Do this:
Exactly as given, repeat all of the entries.

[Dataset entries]
━━━━━━━━━━━━━━━━━━━━━━━━━━━━━━

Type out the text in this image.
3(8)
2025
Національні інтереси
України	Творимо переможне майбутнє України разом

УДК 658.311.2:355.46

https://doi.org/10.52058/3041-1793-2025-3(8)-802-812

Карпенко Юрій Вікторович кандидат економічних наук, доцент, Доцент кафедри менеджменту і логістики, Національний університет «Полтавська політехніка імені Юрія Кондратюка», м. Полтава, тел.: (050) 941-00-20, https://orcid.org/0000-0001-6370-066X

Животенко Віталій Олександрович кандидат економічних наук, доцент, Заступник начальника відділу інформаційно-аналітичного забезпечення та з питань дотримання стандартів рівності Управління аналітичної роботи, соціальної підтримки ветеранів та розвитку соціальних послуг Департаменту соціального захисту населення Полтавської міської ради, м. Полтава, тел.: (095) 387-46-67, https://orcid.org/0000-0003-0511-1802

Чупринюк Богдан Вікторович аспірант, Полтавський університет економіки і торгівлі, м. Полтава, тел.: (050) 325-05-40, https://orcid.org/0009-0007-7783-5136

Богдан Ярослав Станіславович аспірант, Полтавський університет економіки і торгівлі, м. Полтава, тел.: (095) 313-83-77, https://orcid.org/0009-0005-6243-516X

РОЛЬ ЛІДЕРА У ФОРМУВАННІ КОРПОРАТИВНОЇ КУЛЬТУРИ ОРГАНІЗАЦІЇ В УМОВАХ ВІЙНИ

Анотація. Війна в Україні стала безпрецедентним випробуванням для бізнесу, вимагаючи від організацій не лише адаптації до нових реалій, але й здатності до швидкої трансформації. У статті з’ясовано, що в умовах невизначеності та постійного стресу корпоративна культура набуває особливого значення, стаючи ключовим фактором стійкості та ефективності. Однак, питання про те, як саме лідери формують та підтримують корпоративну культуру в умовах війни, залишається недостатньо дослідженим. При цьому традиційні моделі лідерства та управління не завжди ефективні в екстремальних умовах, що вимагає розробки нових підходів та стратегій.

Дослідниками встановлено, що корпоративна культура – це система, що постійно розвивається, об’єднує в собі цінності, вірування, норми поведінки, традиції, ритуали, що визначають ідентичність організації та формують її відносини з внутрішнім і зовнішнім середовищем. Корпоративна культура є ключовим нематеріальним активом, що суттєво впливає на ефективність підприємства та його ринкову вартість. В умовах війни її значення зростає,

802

━━━━━━━━━━━━━━━━━━━━━━━━━━━━━━

Response:
Type out the text in this image.
3(8)
2025
Національні інтереси
України	Творимо переможне майбутнє України разом

УДК 658.311.2:355.46

https://doi.org/10.52058/3041-1793-2025-3(8)-802-812

Карпенко Юрій Вікторович кандидат економічних наук, доцент, Доцент кафедри менеджменту і логістики, Національний університет «Полтавська політехніка імені Юрія Кондратюка», м. Полтава, тел.: (050) 941-00-20, https://orcid.org/0000-0001-6370-066X

Животенко Віталій Олександрович кандидат економічних наук, доцент, Заступник начальника відділу інформаційно-аналітичного забезпечення та з питань дотримання стандартів рівності Управління аналітичної роботи, соціальної підтримки ветеранів та розвитку соціальних послуг Департаменту соціального захисту населення Полтавської міської ради, м. Полтава, тел.: (095) 387-46-67, https://orcid.org/0000-0003-0511-1802

Чупринюк Богдан Вікторович аспірант, Полтавський університет економіки і торгівлі, м. Полтава, тел.: (050) 325-05-40, https://orcid.org/0009-0007-7783-5136

Богдан Ярослав Станіславович аспірант, Полтавський університет економіки і торгівлі, м. Полтава, тел.: (095) 313-83-77, https://orcid.org/0009-0005-6243-516X

РОЛЬ ЛІДЕРА У ФОРМУВАННІ КОРПОРАТИВНОЇ КУЛЬТУРИ ОРГАНІЗАЦІЇ В УМОВАХ ВІЙНИ

Анотація. Війна в Україні стала безпрецедентним випробуванням для бізнесу, вимагаючи від організацій не лише адаптації до нових реалій, але й здатності до швидкої трансформації. У статті з’ясовано, що в умовах невизначеності та постійного стресу корпоративна культура набуває особливого значення, стаючи ключовим фактором стійкості та ефективності. Однак, питання про те, як саме лідери формують та підтримують корпоративну культуру в умовах війни, залишається недостатньо дослідженим. При цьому традиційні моделі лідерства та управління не завжди ефективні в екстремальних умовах, що вимагає розробки нових підходів та стратегій.

Дослідниками встановлено, що корпоративна культура – це система, що постійно розвивається, об’єднує в собі цінності, вірування, норми поведінки, традиції, ритуали, що визначають ідентичність організації та формують її відносини з внутрішнім і зовнішнім середовищем. Корпоративна культура є ключовим нематеріальним активом, що суттєво впливає на ефективність підприємства та його ринкову вартість. В умовах війни її значення зростає,

802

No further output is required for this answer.